## Short problem
Return the records, each one exactly as written.
#### Entries supplied
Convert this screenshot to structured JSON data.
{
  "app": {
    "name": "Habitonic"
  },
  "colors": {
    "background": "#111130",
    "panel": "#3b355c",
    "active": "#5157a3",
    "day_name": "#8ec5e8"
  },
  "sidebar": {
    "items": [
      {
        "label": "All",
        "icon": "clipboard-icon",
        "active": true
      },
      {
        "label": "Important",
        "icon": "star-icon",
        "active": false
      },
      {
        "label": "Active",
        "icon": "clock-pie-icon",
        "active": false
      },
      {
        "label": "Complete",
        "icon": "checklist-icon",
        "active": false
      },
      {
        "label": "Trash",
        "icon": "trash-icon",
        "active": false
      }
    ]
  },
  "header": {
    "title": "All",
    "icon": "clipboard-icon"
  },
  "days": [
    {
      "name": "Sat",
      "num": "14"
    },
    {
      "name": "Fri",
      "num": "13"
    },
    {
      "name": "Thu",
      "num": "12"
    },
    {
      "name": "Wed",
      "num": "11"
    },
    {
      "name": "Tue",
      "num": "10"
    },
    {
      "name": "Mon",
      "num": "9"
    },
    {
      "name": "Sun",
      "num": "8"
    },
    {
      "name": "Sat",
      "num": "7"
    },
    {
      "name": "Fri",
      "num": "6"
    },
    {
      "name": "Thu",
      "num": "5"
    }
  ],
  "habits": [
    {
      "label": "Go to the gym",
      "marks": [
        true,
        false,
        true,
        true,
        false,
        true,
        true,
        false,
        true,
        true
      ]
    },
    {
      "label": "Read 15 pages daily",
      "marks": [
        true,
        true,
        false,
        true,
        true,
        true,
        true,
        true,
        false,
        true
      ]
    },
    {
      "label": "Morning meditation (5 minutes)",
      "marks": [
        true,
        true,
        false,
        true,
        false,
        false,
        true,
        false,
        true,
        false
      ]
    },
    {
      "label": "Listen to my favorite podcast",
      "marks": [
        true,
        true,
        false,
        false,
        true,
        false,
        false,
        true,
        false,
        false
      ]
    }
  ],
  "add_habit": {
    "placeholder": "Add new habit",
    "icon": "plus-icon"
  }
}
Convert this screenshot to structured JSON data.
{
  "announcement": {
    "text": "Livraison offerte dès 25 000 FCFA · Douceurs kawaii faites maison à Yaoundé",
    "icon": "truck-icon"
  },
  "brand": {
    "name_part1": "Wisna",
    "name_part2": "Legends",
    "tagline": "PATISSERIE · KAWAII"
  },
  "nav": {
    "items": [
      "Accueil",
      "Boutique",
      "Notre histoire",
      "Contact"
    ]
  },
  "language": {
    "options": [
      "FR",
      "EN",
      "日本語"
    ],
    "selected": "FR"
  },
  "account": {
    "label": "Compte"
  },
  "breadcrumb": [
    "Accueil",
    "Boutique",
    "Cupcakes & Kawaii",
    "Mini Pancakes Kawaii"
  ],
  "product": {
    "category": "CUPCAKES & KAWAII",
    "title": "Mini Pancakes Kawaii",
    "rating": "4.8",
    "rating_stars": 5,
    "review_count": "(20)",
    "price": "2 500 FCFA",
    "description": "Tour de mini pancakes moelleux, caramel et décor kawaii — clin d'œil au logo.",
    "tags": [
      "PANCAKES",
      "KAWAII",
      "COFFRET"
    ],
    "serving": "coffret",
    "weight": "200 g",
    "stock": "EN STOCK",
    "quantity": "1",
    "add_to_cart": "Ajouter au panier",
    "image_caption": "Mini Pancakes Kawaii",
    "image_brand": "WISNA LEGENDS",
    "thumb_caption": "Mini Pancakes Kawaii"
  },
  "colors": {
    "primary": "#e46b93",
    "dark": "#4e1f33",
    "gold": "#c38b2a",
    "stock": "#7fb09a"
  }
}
########
## Response to this task
Convert this screenshot to structured JSON data.
{
  "app": {
    "name": "Habitonic"
  },
  "colors": {
    "background": "#111130",
    "panel": "#3b355c",
    "active": "#5157a3",
    "day_name": "#8ec5e8"
  },
  "sidebar": {
    "items": [
      {
        "label": "All",
        "icon": "clipboard-icon",
        "active": true
      },
      {
        "label": "Important",
        "icon": "star-icon",
        "active": false
      },
      {
        "label": "Active",
        "icon": "clock-pie-icon",
        "active": false
      },
      {
        "label": "Complete",
        "icon": "checklist-icon",
        "active": false
      },
      {
        "label": "Trash",
        "icon": "trash-icon",
        "active": false
      }
    ]
  },
  "header": {
    "title": "All",
    "icon": "clipboard-icon"
  },
  "days": [
    {
      "name": "Sat",
      "num": "14"
    },
    {
      "name": "Fri",
      "num": "13"
    },
    {
      "name": "Thu",
      "num": "12"
    },
    {
      "name": "Wed",
      "num": "11"
    },
    {
      "name": "Tue",
      "num": "10"
    },
    {
      "name": "Mon",
      "num": "9"
    },
    {
      "name": "Sun",
      "num": "8"
    },
    {
      "name": "Sat",
      "num": "7"
    },
    {
      "name": "Fri",
      "num": "6"
    },
    {
      "name": "Thu",
      "num": "5"
    }
  ],
  "habits": [
    {
      "label": "Go to the gym",
      "marks": [
        true,
        false,
        true,
        true,
        false,
        true,
        true,
        false,
        true,
        true
      ]
    },
    {
      "label": "Read 15 pages daily",
      "marks": [
        true,
        true,
        false,
        true,
        true,
        true,
        true,
        true,
        false,
        true
      ]
    },
    {
      "label": "Morning meditation (5 minutes)",
      "marks": [
        true,
        true,
        false,
        true,
        false,
        false,
        true,
        false,
        true,
        false
      ]
    },
    {
      "label": "Listen to my favorite podcast",
      "marks": [
        true,
        true,
        false,
        false,
        true,
        false,
        false,
        true,
        false,
        false
      ]
    }
  ],
  "add_habit": {
    "placeholder": "Add new habit",
    "icon": "plus-icon"
  }
}
Convert this screenshot to structured JSON data.
{
  "announcement": {
    "text": "Livraison offerte dès 25 000 FCFA · Douceurs kawaii faites maison à Yaoundé",
    "icon": "truck-icon"
  },
  "brand": {
    "name_part1": "Wisna",
    "name_part2": "Legends",
    "tagline": "PATISSERIE · KAWAII"
  },
  "nav": {
    "items": [
      "Accueil",
      "Boutique",
      "Notre histoire",
      "Contact"
    ]
  },
  "language": {
    "options": [
      "FR",
      "EN",
      "日本語"
    ],
    "selected": "FR"
  },
  "account": {
    "label": "Compte"
  },
  "breadcrumb": [
    "Accueil",
    "Boutique",
    "Cupcakes & Kawaii",
    "Mini Pancakes Kawaii"
  ],
  "product": {
    "category": "CUPCAKES & KAWAII",
    "title": "Mini Pancakes Kawaii",
    "rating": "4.8",
    "rating_stars": 5,
    "review_count": "(20)",
    "price": "2 500 FCFA",
    "description": "Tour de mini pancakes moelleux, caramel et décor kawaii — clin d'œil au logo.",
    "tags": [
      "PANCAKES",
      "KAWAII",
      "COFFRET"
    ],
    "serving": "coffret",
    "weight": "200 g",
    "stock": "EN STOCK",
    "quantity": "1",
    "add_to_cart": "Ajouter au panier",
    "image_caption": "Mini Pancakes Kawaii",
    "image_brand": "WISNA LEGENDS",
    "thumb_caption": "Mini Pancakes Kawaii"
  },
  "colors": {
    "primary": "#e46b93",
    "dark": "#4e1f33",
    "gold": "#c38b2a",
    "stock": "#7fb09a"
  }
}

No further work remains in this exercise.